■ Work required:
Copy out all of the material, matching it word for word.

· · · · ·

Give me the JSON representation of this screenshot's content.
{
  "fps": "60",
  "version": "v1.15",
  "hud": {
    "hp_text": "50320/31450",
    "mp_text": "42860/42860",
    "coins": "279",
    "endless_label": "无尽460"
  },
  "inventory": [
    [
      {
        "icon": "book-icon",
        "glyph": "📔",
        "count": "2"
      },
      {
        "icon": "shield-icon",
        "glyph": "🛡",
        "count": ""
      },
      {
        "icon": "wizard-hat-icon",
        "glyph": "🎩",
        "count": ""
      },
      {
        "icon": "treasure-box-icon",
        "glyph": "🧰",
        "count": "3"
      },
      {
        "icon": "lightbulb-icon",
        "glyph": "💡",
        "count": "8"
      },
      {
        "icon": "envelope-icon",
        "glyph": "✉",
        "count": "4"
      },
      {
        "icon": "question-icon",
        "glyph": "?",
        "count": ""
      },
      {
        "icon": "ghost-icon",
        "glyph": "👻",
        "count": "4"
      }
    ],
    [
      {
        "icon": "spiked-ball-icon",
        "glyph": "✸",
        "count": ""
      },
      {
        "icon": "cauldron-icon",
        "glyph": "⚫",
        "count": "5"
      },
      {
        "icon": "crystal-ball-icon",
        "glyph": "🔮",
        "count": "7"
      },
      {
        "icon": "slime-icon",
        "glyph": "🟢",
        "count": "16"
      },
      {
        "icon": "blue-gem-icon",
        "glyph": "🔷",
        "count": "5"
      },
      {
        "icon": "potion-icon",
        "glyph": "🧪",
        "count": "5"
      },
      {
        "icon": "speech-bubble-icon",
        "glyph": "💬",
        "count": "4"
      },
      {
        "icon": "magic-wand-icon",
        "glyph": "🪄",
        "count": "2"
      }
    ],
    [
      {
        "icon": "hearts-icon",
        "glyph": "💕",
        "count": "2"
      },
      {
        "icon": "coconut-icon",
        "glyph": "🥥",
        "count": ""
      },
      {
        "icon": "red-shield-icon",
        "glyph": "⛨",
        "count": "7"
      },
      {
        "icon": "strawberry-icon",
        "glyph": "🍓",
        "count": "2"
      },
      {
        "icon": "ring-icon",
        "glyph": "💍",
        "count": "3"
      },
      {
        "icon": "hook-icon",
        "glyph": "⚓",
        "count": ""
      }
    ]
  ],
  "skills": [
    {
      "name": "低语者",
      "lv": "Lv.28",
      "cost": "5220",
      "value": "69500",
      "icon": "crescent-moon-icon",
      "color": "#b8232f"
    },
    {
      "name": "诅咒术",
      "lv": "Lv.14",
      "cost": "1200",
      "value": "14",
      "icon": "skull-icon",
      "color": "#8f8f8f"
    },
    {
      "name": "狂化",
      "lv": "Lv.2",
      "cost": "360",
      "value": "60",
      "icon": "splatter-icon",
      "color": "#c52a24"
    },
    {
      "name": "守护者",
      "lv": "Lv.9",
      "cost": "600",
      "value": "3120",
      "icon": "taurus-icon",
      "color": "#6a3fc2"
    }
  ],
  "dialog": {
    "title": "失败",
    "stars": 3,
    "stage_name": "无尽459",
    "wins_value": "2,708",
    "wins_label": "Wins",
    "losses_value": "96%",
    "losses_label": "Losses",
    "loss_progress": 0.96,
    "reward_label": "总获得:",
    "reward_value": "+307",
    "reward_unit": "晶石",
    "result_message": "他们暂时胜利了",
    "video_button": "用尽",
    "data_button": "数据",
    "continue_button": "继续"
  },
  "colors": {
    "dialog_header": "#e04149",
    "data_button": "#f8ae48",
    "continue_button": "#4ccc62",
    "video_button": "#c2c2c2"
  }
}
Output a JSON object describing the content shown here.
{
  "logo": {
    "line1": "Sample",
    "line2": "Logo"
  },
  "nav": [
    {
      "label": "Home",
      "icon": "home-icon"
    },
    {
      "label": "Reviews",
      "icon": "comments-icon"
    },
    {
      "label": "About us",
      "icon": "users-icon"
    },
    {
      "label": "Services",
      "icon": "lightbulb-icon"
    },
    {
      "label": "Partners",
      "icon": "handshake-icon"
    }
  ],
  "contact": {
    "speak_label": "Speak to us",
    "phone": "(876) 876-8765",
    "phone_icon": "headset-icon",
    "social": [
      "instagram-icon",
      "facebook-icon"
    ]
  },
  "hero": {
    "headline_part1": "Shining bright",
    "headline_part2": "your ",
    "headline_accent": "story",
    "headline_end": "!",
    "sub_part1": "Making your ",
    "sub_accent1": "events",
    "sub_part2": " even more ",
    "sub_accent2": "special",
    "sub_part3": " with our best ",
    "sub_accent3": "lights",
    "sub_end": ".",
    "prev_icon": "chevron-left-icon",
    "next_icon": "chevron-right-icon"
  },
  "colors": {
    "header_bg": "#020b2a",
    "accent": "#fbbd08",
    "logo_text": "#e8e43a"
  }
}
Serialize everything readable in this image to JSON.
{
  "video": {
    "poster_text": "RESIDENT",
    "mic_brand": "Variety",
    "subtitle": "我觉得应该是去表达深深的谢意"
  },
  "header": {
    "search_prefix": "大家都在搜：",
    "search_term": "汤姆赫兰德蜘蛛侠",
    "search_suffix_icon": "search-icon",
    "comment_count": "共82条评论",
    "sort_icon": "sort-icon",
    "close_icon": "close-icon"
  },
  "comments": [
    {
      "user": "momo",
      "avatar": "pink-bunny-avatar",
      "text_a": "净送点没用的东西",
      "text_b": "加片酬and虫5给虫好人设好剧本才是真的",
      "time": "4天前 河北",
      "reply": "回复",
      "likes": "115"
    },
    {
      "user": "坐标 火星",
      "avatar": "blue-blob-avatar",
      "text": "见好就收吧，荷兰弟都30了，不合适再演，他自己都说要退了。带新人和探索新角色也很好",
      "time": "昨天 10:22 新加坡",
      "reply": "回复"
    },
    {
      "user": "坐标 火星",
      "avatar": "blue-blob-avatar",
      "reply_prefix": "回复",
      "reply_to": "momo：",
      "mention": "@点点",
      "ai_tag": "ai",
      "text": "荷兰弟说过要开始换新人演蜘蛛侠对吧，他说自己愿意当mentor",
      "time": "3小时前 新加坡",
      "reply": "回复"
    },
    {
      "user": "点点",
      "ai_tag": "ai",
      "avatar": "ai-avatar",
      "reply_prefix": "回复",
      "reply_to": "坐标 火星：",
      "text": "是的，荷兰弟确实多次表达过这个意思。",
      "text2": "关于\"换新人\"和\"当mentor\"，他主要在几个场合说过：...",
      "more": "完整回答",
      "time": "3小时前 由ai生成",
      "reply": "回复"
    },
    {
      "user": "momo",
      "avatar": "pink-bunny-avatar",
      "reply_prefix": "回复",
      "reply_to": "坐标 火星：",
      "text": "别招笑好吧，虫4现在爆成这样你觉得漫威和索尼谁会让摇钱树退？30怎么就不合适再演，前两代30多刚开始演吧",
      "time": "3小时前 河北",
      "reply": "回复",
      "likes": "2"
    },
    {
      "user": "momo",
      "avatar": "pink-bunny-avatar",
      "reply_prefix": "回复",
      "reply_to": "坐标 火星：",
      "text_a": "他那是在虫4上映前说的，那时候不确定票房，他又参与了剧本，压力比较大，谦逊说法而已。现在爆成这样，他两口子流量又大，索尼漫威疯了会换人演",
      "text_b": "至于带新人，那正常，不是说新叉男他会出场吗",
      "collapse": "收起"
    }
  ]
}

· · · · ·

■ Finished task:
Give me the JSON representation of this screenshot's content.
{
  "fps": "60",
  "version": "v1.15",
  "hud": {
    "hp_text": "50320/31450",
    "mp_text": "42860/42860",
    "coins": "279",
    "endless_label": "无尽460"
  },
  "inventory": [
    [
      {
        "icon": "book-icon",
        "glyph": "📔",
        "count": "2"
      },
      {
        "icon": "shield-icon",
        "glyph": "🛡",
        "count": ""
      },
      {
        "icon": "wizard-hat-icon",
        "glyph": "🎩",
        "count": ""
      },
      {
        "icon": "treasure-box-icon",
        "glyph": "🧰",
        "count": "3"
      },
      {
        "icon": "lightbulb-icon",
        "glyph": "💡",
        "count": "8"
      },
      {
        "icon": "envelope-icon",
        "glyph": "✉",
        "count": "4"
      },
      {
        "icon": "question-icon",
        "glyph": "?",
        "count": ""
      },
      {
        "icon": "ghost-icon",
        "glyph": "👻",
        "count": "4"
      }
    ],
    [
      {
        "icon": "spiked-ball-icon",
        "glyph": "✸",
        "count": ""
      },
      {
        "icon": "cauldron-icon",
        "glyph": "⚫",
        "count": "5"
      },
      {
        "icon": "crystal-ball-icon",
        "glyph": "🔮",
        "count": "7"
      },
      {
        "icon": "slime-icon",
        "glyph": "🟢",
        "count": "16"
      },
      {
        "icon": "blue-gem-icon",
        "glyph": "🔷",
        "count": "5"
      },
      {
        "icon": "potion-icon",
        "glyph": "🧪",
        "count": "5"
      },
      {
        "icon": "speech-bubble-icon",
        "glyph": "💬",
        "count": "4"
      },
      {
        "icon": "magic-wand-icon",
        "glyph": "🪄",
        "count": "2"
      }
    ],
    [
      {
        "icon": "hearts-icon",
        "glyph": "💕",
        "count": "2"
      },
      {
        "icon": "coconut-icon",
        "glyph": "🥥",
        "count": ""
      },
      {
        "icon": "red-shield-icon",
        "glyph": "⛨",
        "count": "7"
      },
      {
        "icon": "strawberry-icon",
        "glyph": "🍓",
        "count": "2"
      },
      {
        "icon": "ring-icon",
        "glyph": "💍",
        "count": "3"
      },
      {
        "icon": "hook-icon",
        "glyph": "⚓",
        "count": ""
      }
    ]
  ],
  "skills": [
    {
      "name": "低语者",
      "lv": "Lv.28",
      "cost": "5220",
      "value": "69500",
      "icon": "crescent-moon-icon",
      "color": "#b8232f"
    },
    {
      "name": "诅咒术",
      "lv": "Lv.14",
      "cost": "1200",
      "value": "14",
      "icon": "skull-icon",
      "color": "#8f8f8f"
    },
    {
      "name": "狂化",
      "lv": "Lv.2",
      "cost": "360",
      "value": "60",
      "icon": "splatter-icon",
      "color": "#c52a24"
    },
    {
      "name": "守护者",
      "lv": "Lv.9",
      "cost": "600",
      "value": "3120",
      "icon": "taurus-icon",
      "color": "#6a3fc2"
    }
  ],
  "dialog": {
    "title": "失败",
    "stars": 3,
    "stage_name": "无尽459",
    "wins_value": "2,708",
    "wins_label": "Wins",
    "losses_value": "96%",
    "losses_label": "Losses",
    "loss_progress": 0.96,
    "reward_label": "总获得:",
    "reward_value": "+307",
    "reward_unit": "晶石",
    "result_message": "他们暂时胜利了",
    "video_button": "用尽",
    "data_button": "数据",
    "continue_button": "继续"
  },
  "colors": {
    "dialog_header": "#e04149",
    "data_button": "#f8ae48",
    "continue_button": "#4ccc62",
    "video_button": "#c2c2c2"
  }
}
Output a JSON object describing the content shown here.
{
  "logo": {
    "line1": "Sample",
    "line2": "Logo"
  },
  "nav": [
    {
      "label": "Home",
      "icon": "home-icon"
    },
    {
      "label": "Reviews",
      "icon": "comments-icon"
    },
    {
      "label": "About us",
      "icon": "users-icon"
    },
    {
      "label": "Services",
      "icon": "lightbulb-icon"
    },
    {
      "label": "Partners",
      "icon": "handshake-icon"
    }
  ],
  "contact": {
    "speak_label": "Speak to us",
    "phone": "(876) 876-8765",
    "phone_icon": "headset-icon",
    "social": [
      "instagram-icon",
      "facebook-icon"
    ]
  },
  "hero": {
    "headline_part1": "Shining bright",
    "headline_part2": "your ",
    "headline_accent": "story",
    "headline_end": "!",
    "sub_part1": "Making your ",
    "sub_accent1": "events",
    "sub_part2": " even more ",
    "sub_accent2": "special",
    "sub_part3": " with our best ",
    "sub_accent3": "lights",
    "sub_end": ".",
    "prev_icon": "chevron-left-icon",
    "next_icon": "chevron-right-icon"
  },
  "colors": {
    "header_bg": "#020b2a",
    "accent": "#fbbd08",
    "logo_text": "#e8e43a"
  }
}
Serialize everything readable in this image to JSON.
{
  "video": {
    "poster_text": "RESIDENT",
    "mic_brand": "Variety",
    "subtitle": "我觉得应该是去表达深深的谢意"
  },
  "header": {
    "search_prefix": "大家都在搜：",
    "search_term": "汤姆赫兰德蜘蛛侠",
    "search_suffix_icon": "search-icon",
    "comment_count": "共82条评论",
    "sort_icon": "sort-icon",
    "close_icon": "close-icon"
  },
  "comments": [
    {
      "user": "momo",
      "avatar": "pink-bunny-avatar",
      "text_a": "净送点没用的东西",
      "text_b": "加片酬and虫5给虫好人设好剧本才是真的",
      "time": "4天前 河北",
      "reply": "回复",
      "likes": "115"
    },
    {
      "user": "坐标 火星",
      "avatar": "blue-blob-avatar",
      "text": "见好就收吧，荷兰弟都30了，不合适再演，他自己都说要退了。带新人和探索新角色也很好",
      "time": "昨天 10:22 新加坡",
      "reply": "回复"
    },
    {
      "user": "坐标 火星",
      "avatar": "blue-blob-avatar",
      "reply_prefix": "回复",
      "reply_to": "momo：",
      "mention": "@点点",
      "ai_tag": "ai",
      "text": "荷兰弟说过要开始换新人演蜘蛛侠对吧，他说自己愿意当mentor",
      "time": "3小时前 新加坡",
      "reply": "回复"
    },
    {
      "user": "点点",
      "ai_tag": "ai",
      "avatar": "ai-avatar",
      "reply_prefix": "回复",
      "reply_to": "坐标 火星：",
      "text": "是的，荷兰弟确实多次表达过这个意思。",
      "text2": "关于\"换新人\"和\"当mentor\"，他主要在几个场合说过：...",
      "more": "完整回答",
      "time": "3小时前 由ai生成",
      "reply": "回复"
    },
    {
      "user": "momo",
      "avatar": "pink-bunny-avatar",
      "reply_prefix": "回复",
      "reply_to": "坐标 火星：",
      "text": "别招笑好吧，虫4现在爆成这样你觉得漫威和索尼谁会让摇钱树退？30怎么就不合适再演，前两代30多刚开始演吧",
      "time": "3小时前 河北",
      "reply": "回复",
      "likes": "2"
    },
    {
      "user": "momo",
      "avatar": "pink-bunny-avatar",
      "reply_prefix": "回复",
      "reply_to": "坐标 火星：",
      "text_a": "他那是在虫4上映前说的，那时候不确定票房，他又参与了剧本，压力比较大，谦逊说法而已。现在爆成这样，他两口子流量又大，索尼漫威疯了会换人演",
      "text_b": "至于带新人，那正常，不是说新叉男他会出场吗",
      "collapse": "收起"
    }
  ]
}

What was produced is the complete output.